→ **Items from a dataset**
··········

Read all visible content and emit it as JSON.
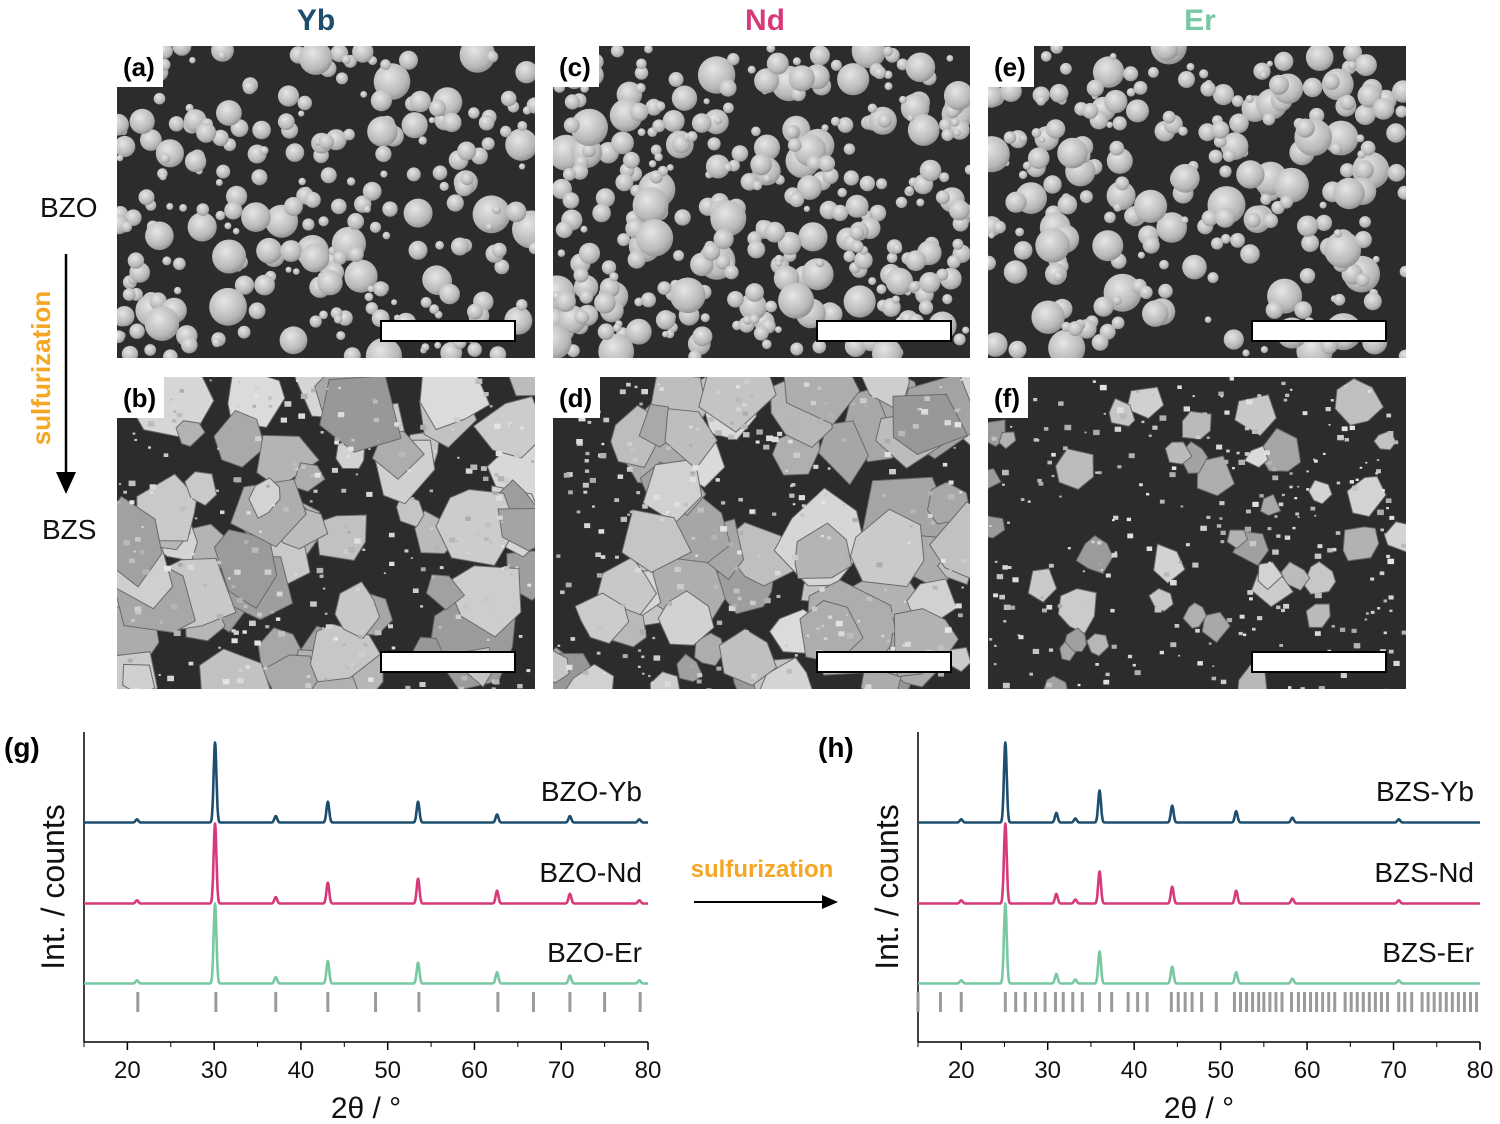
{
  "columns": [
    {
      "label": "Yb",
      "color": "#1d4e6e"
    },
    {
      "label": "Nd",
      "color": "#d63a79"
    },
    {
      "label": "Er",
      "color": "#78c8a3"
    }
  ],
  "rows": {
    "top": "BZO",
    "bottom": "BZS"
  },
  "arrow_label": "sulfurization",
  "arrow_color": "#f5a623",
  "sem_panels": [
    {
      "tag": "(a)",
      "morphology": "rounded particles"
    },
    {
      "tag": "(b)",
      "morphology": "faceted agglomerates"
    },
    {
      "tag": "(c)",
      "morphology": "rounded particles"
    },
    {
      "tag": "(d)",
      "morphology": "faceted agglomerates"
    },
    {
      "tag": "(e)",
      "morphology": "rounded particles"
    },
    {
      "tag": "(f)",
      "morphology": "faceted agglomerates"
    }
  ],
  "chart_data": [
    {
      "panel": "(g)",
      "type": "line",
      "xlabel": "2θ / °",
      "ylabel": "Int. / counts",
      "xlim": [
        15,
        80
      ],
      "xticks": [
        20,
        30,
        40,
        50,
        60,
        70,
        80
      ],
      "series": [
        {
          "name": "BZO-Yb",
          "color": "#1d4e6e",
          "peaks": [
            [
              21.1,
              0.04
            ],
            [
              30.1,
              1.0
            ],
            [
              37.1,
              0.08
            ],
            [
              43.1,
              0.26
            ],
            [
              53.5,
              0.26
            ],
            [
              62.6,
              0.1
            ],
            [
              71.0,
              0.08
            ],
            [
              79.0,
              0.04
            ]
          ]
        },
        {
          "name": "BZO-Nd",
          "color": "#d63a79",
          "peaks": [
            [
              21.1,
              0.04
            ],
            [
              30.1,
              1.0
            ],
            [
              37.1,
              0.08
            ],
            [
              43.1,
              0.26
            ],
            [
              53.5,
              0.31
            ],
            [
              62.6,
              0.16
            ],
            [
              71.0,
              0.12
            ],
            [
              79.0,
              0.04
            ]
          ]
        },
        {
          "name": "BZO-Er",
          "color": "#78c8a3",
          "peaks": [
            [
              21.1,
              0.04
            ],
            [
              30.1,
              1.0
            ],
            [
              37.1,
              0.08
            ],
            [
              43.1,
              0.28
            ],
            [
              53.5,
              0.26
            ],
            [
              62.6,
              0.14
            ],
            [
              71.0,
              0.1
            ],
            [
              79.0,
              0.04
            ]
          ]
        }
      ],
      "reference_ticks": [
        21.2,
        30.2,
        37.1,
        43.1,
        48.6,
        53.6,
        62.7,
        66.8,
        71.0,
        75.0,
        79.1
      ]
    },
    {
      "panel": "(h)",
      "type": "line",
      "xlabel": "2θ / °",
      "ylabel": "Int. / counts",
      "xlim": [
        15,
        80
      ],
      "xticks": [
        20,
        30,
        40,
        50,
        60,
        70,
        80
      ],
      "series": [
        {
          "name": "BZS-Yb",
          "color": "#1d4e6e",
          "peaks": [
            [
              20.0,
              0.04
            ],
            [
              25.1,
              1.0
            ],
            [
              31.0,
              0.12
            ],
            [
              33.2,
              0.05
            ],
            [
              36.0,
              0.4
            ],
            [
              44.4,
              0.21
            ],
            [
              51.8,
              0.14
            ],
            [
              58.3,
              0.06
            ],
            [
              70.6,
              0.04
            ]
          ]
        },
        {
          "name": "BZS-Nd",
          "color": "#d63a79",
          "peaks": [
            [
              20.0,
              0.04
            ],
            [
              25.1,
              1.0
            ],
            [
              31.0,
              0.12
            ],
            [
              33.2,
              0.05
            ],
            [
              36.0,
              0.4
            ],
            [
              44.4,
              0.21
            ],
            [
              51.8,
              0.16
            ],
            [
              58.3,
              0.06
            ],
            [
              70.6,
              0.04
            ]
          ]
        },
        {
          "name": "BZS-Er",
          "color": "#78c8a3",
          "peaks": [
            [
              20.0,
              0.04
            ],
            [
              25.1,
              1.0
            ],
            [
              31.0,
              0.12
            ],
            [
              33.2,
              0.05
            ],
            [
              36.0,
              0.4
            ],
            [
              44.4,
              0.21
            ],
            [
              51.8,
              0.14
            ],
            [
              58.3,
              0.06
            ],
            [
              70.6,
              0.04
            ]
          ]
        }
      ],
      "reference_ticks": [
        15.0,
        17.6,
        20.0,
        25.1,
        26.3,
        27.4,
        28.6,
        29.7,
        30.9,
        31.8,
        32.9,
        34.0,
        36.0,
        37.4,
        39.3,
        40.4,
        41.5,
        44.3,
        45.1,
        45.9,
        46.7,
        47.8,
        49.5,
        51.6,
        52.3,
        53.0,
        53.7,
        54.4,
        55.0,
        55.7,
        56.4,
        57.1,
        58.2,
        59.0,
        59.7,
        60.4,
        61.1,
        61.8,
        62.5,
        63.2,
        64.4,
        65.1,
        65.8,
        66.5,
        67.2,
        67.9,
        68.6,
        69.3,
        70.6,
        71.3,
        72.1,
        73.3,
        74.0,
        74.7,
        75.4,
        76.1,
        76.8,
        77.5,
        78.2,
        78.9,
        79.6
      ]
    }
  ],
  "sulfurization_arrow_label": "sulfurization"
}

··········

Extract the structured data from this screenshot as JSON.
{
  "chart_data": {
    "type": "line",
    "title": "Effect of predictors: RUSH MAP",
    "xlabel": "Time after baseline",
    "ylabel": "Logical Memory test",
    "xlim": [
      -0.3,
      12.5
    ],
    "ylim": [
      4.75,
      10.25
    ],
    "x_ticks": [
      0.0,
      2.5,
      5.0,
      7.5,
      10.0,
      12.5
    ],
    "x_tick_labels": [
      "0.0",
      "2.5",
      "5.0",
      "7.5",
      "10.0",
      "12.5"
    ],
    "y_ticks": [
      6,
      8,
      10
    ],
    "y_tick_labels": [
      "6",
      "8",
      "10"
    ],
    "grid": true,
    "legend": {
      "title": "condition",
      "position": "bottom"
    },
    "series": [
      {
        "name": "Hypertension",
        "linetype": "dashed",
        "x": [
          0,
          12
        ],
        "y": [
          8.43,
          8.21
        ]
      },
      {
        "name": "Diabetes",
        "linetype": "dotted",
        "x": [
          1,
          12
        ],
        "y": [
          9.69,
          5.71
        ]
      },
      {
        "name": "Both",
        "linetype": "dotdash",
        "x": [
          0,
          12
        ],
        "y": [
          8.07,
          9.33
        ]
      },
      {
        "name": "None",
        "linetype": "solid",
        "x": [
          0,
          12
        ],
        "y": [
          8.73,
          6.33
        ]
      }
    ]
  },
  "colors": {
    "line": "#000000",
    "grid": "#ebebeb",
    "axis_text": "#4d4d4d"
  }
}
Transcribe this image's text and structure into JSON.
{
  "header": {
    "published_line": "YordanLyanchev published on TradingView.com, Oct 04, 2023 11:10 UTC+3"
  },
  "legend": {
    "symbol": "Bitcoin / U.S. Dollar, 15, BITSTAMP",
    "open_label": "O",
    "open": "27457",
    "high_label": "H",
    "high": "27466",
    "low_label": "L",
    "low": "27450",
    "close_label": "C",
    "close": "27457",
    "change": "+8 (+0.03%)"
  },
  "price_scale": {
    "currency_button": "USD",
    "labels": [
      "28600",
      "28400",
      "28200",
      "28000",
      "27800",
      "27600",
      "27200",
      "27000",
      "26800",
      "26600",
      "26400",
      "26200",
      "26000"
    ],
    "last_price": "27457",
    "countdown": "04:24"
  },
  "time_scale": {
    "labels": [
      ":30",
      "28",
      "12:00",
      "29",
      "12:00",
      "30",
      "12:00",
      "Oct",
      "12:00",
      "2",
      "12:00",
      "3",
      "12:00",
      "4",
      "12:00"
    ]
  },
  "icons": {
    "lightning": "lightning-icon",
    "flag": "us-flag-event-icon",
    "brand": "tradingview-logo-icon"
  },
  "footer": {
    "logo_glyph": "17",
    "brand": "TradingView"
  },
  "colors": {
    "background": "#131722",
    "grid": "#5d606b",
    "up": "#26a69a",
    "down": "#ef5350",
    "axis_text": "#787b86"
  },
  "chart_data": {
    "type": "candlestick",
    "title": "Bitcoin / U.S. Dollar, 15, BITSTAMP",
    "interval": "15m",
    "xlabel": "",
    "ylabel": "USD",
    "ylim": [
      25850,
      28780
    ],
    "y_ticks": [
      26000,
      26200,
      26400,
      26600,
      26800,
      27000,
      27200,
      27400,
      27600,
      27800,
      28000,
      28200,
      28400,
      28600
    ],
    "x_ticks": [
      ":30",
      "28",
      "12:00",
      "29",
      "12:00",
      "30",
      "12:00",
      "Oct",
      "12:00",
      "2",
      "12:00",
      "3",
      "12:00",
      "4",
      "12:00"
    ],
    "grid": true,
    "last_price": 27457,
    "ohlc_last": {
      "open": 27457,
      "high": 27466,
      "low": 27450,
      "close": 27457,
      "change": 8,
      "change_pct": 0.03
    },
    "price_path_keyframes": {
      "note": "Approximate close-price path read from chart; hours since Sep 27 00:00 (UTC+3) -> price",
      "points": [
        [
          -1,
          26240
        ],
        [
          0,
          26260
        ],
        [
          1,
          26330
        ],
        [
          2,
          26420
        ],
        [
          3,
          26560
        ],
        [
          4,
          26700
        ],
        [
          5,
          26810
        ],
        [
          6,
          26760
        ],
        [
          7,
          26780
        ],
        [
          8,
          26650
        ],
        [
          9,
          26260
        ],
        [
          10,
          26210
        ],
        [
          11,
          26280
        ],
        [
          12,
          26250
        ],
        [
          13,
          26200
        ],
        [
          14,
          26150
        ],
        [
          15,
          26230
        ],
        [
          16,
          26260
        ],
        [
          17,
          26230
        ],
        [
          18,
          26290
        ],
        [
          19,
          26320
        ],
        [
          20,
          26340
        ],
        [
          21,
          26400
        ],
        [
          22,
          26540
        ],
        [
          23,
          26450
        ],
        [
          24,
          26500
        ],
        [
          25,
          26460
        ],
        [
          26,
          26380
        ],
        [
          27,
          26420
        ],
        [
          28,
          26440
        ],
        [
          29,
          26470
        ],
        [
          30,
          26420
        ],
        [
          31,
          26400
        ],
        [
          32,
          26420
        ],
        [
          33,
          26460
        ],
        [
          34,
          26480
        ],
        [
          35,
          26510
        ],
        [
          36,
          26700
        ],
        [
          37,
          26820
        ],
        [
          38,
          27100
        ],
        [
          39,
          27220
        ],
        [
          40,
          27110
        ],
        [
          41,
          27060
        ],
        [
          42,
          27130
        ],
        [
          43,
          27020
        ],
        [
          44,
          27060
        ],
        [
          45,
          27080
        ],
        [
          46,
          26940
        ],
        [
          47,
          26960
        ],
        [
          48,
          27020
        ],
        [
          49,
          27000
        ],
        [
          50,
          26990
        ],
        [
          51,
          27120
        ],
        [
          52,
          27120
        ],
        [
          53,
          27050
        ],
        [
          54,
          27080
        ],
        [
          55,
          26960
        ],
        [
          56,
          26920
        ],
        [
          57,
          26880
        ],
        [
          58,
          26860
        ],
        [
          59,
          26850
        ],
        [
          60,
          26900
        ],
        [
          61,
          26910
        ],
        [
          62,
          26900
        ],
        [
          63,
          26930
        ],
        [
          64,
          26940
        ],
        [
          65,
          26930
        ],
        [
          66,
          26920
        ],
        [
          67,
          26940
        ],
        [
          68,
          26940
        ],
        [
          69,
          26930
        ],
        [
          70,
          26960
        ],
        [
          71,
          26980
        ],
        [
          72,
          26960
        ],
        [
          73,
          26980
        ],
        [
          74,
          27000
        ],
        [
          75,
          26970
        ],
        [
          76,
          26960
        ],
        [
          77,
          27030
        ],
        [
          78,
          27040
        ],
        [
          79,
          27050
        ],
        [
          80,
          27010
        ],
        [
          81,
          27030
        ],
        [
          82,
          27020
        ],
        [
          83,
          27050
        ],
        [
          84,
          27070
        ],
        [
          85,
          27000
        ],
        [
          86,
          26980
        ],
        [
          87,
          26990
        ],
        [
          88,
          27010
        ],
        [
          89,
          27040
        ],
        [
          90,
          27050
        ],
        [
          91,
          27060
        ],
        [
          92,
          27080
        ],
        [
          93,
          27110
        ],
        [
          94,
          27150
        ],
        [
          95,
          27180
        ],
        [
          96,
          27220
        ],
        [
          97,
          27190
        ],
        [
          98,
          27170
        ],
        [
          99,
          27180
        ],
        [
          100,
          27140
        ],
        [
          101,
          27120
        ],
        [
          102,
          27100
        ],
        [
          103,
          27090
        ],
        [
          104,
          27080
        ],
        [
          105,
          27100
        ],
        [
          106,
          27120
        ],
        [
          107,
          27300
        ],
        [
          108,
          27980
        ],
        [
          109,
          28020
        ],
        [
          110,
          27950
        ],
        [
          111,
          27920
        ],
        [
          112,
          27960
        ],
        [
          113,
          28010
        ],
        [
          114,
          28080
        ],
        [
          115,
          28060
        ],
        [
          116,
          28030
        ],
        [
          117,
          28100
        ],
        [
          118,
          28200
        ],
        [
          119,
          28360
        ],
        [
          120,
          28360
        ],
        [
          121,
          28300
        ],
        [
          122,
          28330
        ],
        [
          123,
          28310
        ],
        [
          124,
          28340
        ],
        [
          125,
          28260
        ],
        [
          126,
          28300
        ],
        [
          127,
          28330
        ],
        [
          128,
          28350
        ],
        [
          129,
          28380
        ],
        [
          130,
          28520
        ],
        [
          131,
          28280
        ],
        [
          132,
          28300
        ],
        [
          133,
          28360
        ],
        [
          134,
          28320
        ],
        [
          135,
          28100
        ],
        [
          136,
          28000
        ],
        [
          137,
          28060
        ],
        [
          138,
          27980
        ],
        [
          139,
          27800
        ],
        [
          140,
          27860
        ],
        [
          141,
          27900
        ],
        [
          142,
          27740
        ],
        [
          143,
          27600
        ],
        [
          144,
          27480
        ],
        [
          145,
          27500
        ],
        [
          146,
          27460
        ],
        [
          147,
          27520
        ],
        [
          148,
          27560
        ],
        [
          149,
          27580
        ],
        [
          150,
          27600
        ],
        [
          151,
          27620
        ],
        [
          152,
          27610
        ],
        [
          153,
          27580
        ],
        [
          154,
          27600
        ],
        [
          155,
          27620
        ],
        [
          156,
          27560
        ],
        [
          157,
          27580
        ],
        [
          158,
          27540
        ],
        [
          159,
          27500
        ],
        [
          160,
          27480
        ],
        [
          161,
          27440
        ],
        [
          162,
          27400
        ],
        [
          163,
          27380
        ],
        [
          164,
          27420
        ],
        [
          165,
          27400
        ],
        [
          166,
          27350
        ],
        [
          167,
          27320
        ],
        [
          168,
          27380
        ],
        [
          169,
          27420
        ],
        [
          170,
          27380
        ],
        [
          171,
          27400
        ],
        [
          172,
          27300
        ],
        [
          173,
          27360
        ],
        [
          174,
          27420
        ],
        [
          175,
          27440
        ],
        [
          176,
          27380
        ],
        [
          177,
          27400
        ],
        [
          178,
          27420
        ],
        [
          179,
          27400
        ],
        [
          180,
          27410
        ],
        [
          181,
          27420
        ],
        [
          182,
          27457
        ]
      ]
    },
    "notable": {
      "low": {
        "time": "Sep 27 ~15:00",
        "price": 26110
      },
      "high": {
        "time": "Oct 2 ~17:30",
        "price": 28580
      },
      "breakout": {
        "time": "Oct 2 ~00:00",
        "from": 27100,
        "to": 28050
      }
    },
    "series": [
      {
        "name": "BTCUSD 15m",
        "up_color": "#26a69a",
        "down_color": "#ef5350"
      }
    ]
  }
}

··········

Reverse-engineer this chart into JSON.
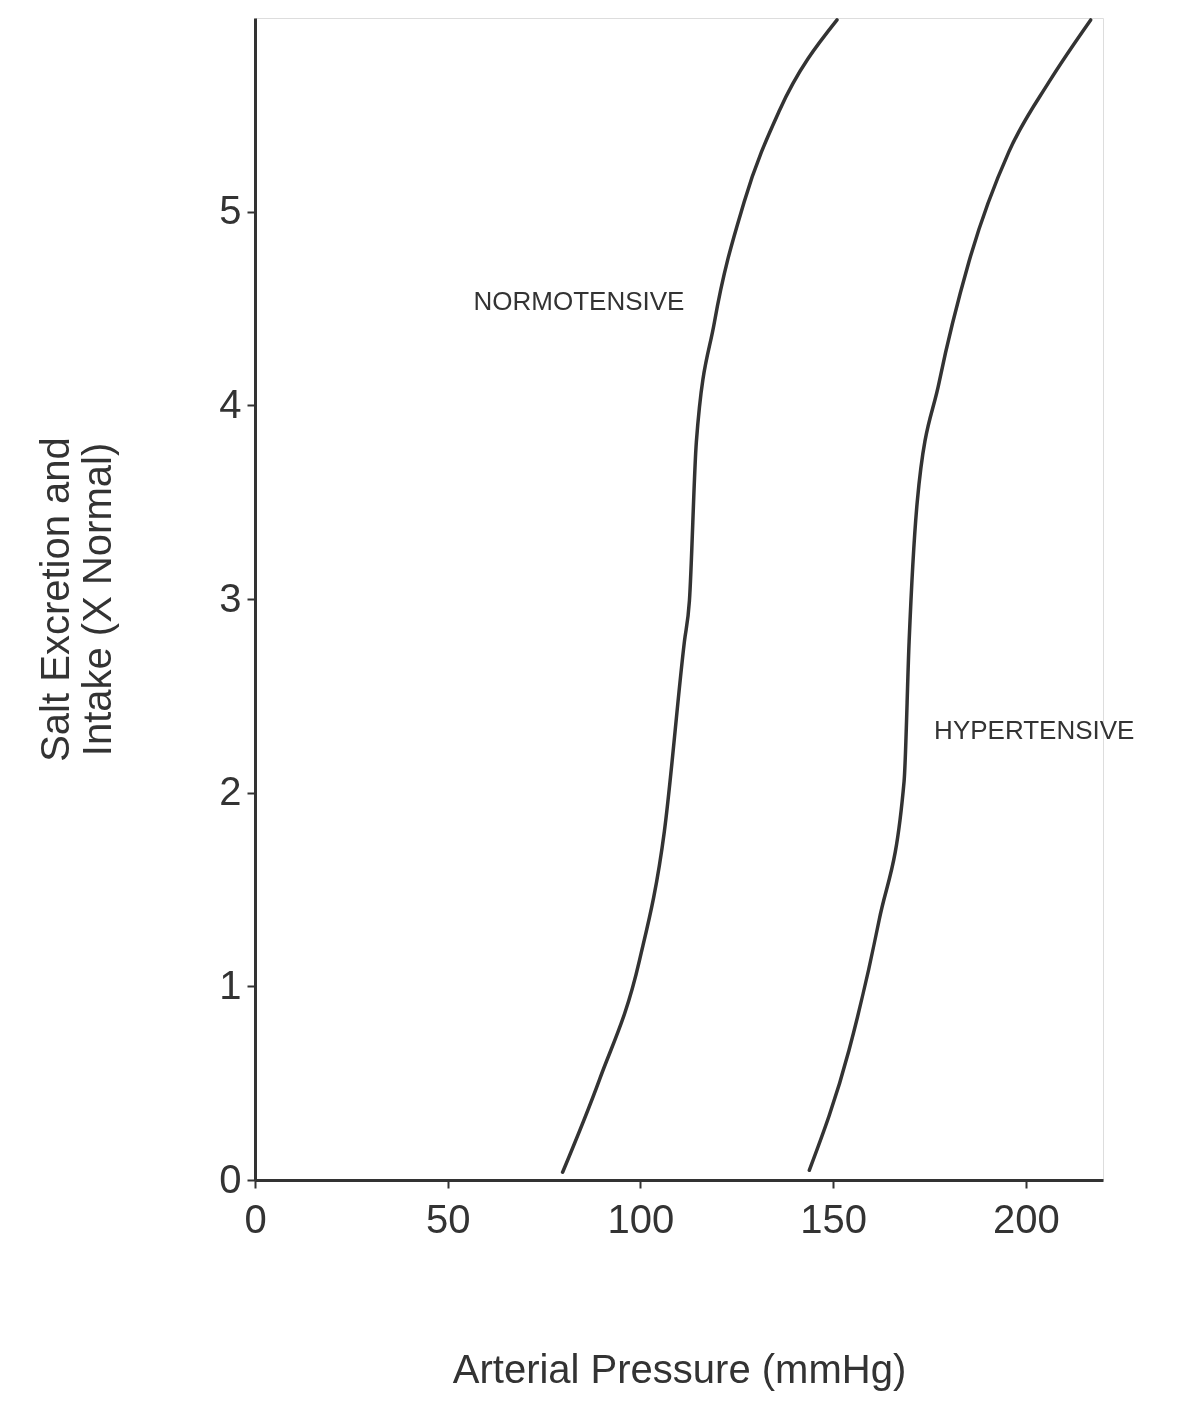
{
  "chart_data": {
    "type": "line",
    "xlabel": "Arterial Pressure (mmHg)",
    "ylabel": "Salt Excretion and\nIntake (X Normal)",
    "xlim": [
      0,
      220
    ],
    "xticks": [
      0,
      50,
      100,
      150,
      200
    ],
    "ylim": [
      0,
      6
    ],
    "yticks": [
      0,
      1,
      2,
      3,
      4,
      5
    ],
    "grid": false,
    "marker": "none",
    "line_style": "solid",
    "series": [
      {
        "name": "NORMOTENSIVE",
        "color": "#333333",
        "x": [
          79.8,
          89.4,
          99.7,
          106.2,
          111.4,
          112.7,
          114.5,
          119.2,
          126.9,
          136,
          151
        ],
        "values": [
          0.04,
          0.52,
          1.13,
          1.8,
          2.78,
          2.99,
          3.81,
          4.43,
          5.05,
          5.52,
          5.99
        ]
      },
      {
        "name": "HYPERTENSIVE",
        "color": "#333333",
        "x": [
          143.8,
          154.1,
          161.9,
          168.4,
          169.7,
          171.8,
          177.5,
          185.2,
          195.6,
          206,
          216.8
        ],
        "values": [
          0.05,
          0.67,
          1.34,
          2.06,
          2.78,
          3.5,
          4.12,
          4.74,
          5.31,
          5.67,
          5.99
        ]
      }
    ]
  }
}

··········

→ **The request**
Copy out every line in the listing where the word "this" appears.

→ **Finished task**
Extract the structured data from this screenshot as JSON.
Transcribe this image's text and structure into JSON.
Reverse-engineer this chart into JSON.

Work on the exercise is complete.